▶ [Given instruction]
Repeat all of the data precisely.

(Some records)
%%

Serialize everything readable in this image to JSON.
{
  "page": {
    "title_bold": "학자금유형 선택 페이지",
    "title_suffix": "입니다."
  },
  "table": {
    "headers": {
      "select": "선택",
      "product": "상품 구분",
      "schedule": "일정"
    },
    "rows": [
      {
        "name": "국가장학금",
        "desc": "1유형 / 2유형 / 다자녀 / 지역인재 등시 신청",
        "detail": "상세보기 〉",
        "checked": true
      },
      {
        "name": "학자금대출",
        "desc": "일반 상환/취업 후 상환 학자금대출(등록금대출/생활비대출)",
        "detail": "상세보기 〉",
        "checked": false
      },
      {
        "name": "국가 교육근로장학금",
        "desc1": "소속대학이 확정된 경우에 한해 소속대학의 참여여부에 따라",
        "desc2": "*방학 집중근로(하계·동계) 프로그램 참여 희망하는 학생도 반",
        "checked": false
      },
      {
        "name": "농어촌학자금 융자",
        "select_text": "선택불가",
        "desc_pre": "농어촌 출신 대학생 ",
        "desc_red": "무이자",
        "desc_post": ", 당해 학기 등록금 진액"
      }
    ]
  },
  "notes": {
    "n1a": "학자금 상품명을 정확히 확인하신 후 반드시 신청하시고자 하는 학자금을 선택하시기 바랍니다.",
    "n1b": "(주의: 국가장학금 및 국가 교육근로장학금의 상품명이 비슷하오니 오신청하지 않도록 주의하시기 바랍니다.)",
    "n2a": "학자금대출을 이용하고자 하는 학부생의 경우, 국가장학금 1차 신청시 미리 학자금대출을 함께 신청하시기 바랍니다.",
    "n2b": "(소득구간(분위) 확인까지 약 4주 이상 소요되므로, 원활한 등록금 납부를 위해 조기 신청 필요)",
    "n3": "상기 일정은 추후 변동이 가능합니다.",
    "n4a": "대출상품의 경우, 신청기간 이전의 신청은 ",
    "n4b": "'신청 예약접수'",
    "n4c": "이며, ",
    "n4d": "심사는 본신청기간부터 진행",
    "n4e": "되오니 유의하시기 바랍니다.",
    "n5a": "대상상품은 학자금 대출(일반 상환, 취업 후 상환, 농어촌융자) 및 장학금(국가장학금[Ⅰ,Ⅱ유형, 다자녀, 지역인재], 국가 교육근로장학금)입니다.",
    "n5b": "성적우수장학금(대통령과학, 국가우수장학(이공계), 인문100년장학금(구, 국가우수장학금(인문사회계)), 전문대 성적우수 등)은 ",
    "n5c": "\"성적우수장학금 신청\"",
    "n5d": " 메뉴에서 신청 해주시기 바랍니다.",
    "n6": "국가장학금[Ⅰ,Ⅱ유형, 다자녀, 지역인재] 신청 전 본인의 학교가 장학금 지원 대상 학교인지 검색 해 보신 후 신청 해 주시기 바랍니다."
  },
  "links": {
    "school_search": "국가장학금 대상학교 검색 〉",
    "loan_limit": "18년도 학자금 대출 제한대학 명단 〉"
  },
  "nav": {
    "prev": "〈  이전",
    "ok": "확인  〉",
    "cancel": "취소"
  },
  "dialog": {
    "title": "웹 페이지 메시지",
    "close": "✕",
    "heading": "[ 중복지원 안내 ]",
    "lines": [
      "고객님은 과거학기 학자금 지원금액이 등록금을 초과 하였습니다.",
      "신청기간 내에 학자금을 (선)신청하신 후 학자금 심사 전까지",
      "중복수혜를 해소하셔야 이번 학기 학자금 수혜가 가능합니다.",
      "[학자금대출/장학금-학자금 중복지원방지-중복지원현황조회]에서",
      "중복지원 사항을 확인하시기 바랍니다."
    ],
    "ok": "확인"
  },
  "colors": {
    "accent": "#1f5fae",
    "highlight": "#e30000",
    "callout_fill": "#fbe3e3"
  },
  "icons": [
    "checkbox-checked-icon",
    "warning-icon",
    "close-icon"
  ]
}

%%

▶ [Completed exercise]
Serialize everything readable in this image to JSON.
{
  "page": {
    "title_bold": "학자금유형 선택 페이지",
    "title_suffix": "입니다."
  },
  "table": {
    "headers": {
      "select": "선택",
      "product": "상품 구분",
      "schedule": "일정"
    },
    "rows": [
      {
        "name": "국가장학금",
        "desc": "1유형 / 2유형 / 다자녀 / 지역인재 등시 신청",
        "detail": "상세보기 〉",
        "checked": true
      },
      {
        "name": "학자금대출",
        "desc": "일반 상환/취업 후 상환 학자금대출(등록금대출/생활비대출)",
        "detail": "상세보기 〉",
        "checked": false
      },
      {
        "name": "국가 교육근로장학금",
        "desc1": "소속대학이 확정된 경우에 한해 소속대학의 참여여부에 따라",
        "desc2": "*방학 집중근로(하계·동계) 프로그램 참여 희망하는 학생도 반",
        "checked": false
      },
      {
        "name": "농어촌학자금 융자",
        "select_text": "선택불가",
        "desc_pre": "농어촌 출신 대학생 ",
        "desc_red": "무이자",
        "desc_post": ", 당해 학기 등록금 진액"
      }
    ]
  },
  "notes": {
    "n1a": "학자금 상품명을 정확히 확인하신 후 반드시 신청하시고자 하는 학자금을 선택하시기 바랍니다.",
    "n1b": "(주의: 국가장학금 및 국가 교육근로장학금의 상품명이 비슷하오니 오신청하지 않도록 주의하시기 바랍니다.)",
    "n2a": "학자금대출을 이용하고자 하는 학부생의 경우, 국가장학금 1차 신청시 미리 학자금대출을 함께 신청하시기 바랍니다.",
    "n2b": "(소득구간(분위) 확인까지 약 4주 이상 소요되므로, 원활한 등록금 납부를 위해 조기 신청 필요)",
    "n3": "상기 일정은 추후 변동이 가능합니다.",
    "n4a": "대출상품의 경우, 신청기간 이전의 신청은 ",
    "n4b": "'신청 예약접수'",
    "n4c": "이며, ",
    "n4d": "심사는 본신청기간부터 진행",
    "n4e": "되오니 유의하시기 바랍니다.",
    "n5a": "대상상품은 학자금 대출(일반 상환, 취업 후 상환, 농어촌융자) 및 장학금(국가장학금[Ⅰ,Ⅱ유형, 다자녀, 지역인재], 국가 교육근로장학금)입니다.",
    "n5b": "성적우수장학금(대통령과학, 국가우수장학(이공계), 인문100년장학금(구, 국가우수장학금(인문사회계)), 전문대 성적우수 등)은 ",
    "n5c": "\"성적우수장학금 신청\"",
    "n5d": " 메뉴에서 신청 해주시기 바랍니다.",
    "n6": "국가장학금[Ⅰ,Ⅱ유형, 다자녀, 지역인재] 신청 전 본인의 학교가 장학금 지원 대상 학교인지 검색 해 보신 후 신청 해 주시기 바랍니다."
  },
  "links": {
    "school_search": "국가장학금 대상학교 검색 〉",
    "loan_limit": "18년도 학자금 대출 제한대학 명단 〉"
  },
  "nav": {
    "prev": "〈  이전",
    "ok": "확인  〉",
    "cancel": "취소"
  },
  "dialog": {
    "title": "웹 페이지 메시지",
    "close": "✕",
    "heading": "[ 중복지원 안내 ]",
    "lines": [
      "고객님은 과거학기 학자금 지원금액이 등록금을 초과 하였습니다.",
      "신청기간 내에 학자금을 (선)신청하신 후 학자금 심사 전까지",
      "중복수혜를 해소하셔야 이번 학기 학자금 수혜가 가능합니다.",
      "[학자금대출/장학금-학자금 중복지원방지-중복지원현황조회]에서",
      "중복지원 사항을 확인하시기 바랍니다."
    ],
    "ok": "확인"
  },
  "colors": {
    "accent": "#1f5fae",
    "highlight": "#e30000",
    "callout_fill": "#fbe3e3"
  },
  "icons": [
    "checkbox-checked-icon",
    "warning-icon",
    "close-icon"
  ]
}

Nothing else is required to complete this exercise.